▶ [TASKS TO PERFORM]
1. Answer these questions using the fixing apparatus excerpt, one answer per line:
(a) In Act 8, which two thermistors supply the belt temperature to the main body control circuit 101?
(b) In which direction does the belt 50 rotate during warming-up?
(c) Which magnetic circuit does the auxiliary heat generation plate 69 use to help heat the belt 50?
2. Rewrite everything in the fixing apparatus excerpt from "In Act 7, the set" down to "rotation of the belt 50.", swapping "stop time" for "pause time".

▶ [PAGE EXTRACT]

▬▬▬▬▬▬▬▬▬▬

In Act 4.about.Act 7, the main body control circuit 101 carries out the IH control based on the table (refer to FIG. 5).

In Act 4, the main body control circuit 101 refers to the table.

In Act 5, based on the belt temperature (temperature of the auxiliary heat generation plate 69), the frequency applied to the IH coil unit 52 is determined.

In Act 6, the determined frequency is set as the frequency applied to the IH coil unit 52. In the present embodiment, as the frequency is determined based on the table, the proper initial value of the frequency can be set.

In Act 7, the set frequency is applied to the IH coil unit 52 to heat the belt 50.

Further, in Act 7, the main body control circuit 101 may control stop time of the belt 50. In the standby state, by controlling the stop time of the belt 50, the excessive rise of the belt temperature can be suppressed. For example, the main body control circuit 101 carries out the control so as to mutually repeat the stop and the rotation of the belt 50.

In Act 8, the main body control circuit 101 acquires the belt temperature from the center thermistor 61 and the edge thermistor 62.

In Act 9, the main body control circuit 101 determines whether or not the belt temperature reaches the target temperature. If it is determined that the belt temperature reaches the target temperature (Yes in Act 9), the main body control circuit 101 proceeds to the processing in Act 10. If it is determined that the belt temperature does not reach the target temperature (No in Act 9), the main body control circuit 101 proceeds to the processing in Act 3.

In Act 10, the main body control circuit 101 starts the rotation of the belt 50 in a state in which the belt temperature reaches the target temperature.

Hereinafter, the operation of the fixing apparatus 34 is described.

As shown in FIG. 2, at the time of warming up the fixing apparatus 34, the fixing apparatus 34 rotates the belt 50 in the arrow u direction. The IH coil unit 52 generates the magnetic flux at the belt 50 side through being applied with the high frequency current by the inverter driving circuit 68.

For example, at the time of the warming-up, in a state in which the belt 50 is separated from the press roller 51, the belt 50 rotates in the arrow u direction. At the time of the warming-up, through rotating the belt 50 in a state in which the belt 50 is separated from the press roller 51, the following effects are achieved. Compared with a case in which the belt 50 rotates in a state in which the belt 50 abuts against the press roller 51, it can be prevented that the heat of the belt 50 is robbed by the press roller 51. Through preventing the heat of the belt 50 from being robbed by the press roller 51, the warming-up time can be shortened.

At the time of the warming-up, in a state in which the press roller 51 abuts against the belt 50, through rotating the press roller 51 in the arrow q direction, the belt 50 may be driven to rotate in the arrow u direction.

As shown in FIG. 3, the IH coil unit 52 heats the belt 50 with the first magnetic circuit 81. The auxiliary heat generation plate 69 assists to heat the belt 50 with the second magnetic circuit 82. Through assisting to heat the belt 50, the rapid warming-up of the belt 50 can be promoted.

As shown in FIG. 2, the IH control circuit 67 controls the inverter driving circuit 68 according to the measurement result of the belt temperature by the center thermistor 61 or the edge thermistor 62. The inverter driving circuit 68 supplies the high frequency current to the main coil 56.

▬▬▬▬▬▬▬▬▬▬

▶ [EXCERPTED RECORDS]
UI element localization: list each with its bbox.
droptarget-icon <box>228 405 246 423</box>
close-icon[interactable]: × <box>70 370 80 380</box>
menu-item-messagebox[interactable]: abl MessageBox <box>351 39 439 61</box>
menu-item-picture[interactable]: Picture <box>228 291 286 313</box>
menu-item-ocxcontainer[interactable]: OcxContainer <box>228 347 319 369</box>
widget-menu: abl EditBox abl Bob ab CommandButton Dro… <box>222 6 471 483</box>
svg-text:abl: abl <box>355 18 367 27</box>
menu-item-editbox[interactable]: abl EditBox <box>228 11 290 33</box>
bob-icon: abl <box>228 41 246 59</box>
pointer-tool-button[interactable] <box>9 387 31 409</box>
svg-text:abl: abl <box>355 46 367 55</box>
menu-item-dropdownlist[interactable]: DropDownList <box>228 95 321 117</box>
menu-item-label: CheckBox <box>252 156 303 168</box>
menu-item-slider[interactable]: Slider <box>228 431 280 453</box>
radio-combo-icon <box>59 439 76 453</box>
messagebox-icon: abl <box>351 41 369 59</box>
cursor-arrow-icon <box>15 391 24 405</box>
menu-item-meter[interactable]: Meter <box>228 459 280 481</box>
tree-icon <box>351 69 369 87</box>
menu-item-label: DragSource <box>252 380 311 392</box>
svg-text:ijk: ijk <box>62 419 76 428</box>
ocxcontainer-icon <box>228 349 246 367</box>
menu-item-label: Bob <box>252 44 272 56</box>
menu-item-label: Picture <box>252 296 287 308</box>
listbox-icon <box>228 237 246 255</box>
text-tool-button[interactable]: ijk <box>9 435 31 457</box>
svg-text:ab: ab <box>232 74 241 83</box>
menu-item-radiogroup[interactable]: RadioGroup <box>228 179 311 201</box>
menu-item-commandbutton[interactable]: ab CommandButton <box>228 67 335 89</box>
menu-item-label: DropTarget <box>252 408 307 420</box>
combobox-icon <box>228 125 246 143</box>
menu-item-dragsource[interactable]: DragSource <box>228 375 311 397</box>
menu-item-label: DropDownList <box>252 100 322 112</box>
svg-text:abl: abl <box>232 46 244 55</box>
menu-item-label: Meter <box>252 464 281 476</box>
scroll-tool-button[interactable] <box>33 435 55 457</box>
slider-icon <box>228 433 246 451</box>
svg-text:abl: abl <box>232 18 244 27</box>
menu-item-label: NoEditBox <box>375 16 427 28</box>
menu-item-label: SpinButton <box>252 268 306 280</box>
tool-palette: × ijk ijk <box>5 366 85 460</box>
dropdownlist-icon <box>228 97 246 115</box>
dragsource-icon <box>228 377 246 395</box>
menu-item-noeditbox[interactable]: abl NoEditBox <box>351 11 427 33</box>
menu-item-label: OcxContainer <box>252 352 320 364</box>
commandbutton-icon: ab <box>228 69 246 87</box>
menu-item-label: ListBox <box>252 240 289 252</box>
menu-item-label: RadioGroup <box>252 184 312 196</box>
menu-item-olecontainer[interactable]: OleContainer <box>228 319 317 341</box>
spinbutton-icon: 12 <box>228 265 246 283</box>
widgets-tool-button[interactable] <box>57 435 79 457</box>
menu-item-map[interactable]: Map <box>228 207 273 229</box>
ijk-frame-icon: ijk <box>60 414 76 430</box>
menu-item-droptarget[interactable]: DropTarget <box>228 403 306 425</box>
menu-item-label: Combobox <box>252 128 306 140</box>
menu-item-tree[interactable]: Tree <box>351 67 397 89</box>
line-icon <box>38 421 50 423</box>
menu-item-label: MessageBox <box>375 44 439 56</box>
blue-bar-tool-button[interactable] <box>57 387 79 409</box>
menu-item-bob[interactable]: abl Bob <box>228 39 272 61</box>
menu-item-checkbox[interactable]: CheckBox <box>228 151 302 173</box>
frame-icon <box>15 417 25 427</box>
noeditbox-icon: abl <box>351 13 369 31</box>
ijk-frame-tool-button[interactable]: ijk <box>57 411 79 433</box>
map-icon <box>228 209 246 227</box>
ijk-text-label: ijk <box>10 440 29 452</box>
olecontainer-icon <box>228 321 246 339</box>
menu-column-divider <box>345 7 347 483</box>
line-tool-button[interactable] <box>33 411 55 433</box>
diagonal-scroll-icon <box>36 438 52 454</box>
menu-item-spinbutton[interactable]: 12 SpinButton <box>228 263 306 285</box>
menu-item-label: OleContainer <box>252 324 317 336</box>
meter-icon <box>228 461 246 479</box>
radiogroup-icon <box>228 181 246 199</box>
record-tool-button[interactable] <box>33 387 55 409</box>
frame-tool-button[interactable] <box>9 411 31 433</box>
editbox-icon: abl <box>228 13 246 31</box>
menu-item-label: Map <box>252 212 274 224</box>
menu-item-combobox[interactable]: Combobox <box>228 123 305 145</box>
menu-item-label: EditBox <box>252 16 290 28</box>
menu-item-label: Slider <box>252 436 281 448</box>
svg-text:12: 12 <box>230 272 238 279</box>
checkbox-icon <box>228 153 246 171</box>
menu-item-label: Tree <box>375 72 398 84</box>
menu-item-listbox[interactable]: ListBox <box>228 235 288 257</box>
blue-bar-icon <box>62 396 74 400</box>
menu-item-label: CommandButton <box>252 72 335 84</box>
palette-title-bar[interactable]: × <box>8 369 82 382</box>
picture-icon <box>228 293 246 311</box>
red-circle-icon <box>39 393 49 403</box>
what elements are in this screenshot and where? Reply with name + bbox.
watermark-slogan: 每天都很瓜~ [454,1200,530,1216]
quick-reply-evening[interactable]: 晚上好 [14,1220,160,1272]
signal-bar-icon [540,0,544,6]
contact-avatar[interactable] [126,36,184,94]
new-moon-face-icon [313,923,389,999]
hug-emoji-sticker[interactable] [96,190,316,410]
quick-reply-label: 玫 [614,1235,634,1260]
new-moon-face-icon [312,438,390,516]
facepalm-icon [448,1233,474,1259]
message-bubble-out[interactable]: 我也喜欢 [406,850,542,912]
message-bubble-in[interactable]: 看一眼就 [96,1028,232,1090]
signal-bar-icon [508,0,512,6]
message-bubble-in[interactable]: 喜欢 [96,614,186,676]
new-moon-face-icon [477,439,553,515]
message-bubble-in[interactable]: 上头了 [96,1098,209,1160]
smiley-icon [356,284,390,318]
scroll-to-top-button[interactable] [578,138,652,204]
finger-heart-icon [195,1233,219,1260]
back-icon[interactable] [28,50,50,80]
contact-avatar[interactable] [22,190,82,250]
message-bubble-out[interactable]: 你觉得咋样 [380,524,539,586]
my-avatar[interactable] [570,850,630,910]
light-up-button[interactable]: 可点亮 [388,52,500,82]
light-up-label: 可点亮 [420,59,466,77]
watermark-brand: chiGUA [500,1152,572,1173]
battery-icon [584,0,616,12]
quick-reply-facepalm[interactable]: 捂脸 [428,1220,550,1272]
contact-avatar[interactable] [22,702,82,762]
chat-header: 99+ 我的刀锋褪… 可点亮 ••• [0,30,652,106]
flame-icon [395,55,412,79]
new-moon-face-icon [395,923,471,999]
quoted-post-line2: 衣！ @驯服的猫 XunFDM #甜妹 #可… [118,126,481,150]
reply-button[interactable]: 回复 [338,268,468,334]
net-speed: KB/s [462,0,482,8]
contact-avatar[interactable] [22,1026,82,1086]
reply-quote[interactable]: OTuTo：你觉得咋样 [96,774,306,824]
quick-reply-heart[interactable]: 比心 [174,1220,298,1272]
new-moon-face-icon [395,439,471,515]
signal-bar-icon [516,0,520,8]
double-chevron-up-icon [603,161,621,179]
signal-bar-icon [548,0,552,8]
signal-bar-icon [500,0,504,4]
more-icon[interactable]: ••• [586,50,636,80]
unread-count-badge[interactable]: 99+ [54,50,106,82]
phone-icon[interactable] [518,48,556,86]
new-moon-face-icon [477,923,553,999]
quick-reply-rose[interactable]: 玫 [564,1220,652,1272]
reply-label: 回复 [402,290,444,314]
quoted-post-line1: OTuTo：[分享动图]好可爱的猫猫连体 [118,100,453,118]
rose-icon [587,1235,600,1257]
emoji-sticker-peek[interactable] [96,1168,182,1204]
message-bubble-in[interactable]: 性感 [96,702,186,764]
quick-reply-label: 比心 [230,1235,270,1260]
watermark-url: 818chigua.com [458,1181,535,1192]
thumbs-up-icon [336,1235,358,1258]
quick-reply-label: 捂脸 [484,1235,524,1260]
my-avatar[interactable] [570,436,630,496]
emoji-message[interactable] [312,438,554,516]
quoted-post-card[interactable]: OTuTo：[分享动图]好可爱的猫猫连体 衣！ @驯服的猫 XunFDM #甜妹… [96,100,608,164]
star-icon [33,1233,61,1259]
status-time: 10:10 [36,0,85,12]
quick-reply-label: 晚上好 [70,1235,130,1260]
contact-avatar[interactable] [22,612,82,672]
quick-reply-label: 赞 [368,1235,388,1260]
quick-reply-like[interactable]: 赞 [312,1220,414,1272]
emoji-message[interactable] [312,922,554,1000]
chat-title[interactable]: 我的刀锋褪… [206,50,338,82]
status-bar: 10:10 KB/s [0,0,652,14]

▬▬▬▬▬▬▬▬▬▬

▶ [TASK RESPONSES]
1.
(a) The center thermistor 61 and the edge thermistor 62.
(b) The arrow u direction.
(c) The second magnetic circuit 82.

2.
In Act 7, the set frequency is applied to the IH coil unit 52 to heat the belt 50.

Further, in Act 7, the main body control circuit 101 may control pause time of the belt 50. In the standby state, by controlling the pause time of the belt 50, the excessive rise of the belt temperature can be suppressed. For example, the main body control circuit 101 carries out the control so as to mutually repeat the stop and the rotation of the belt 50.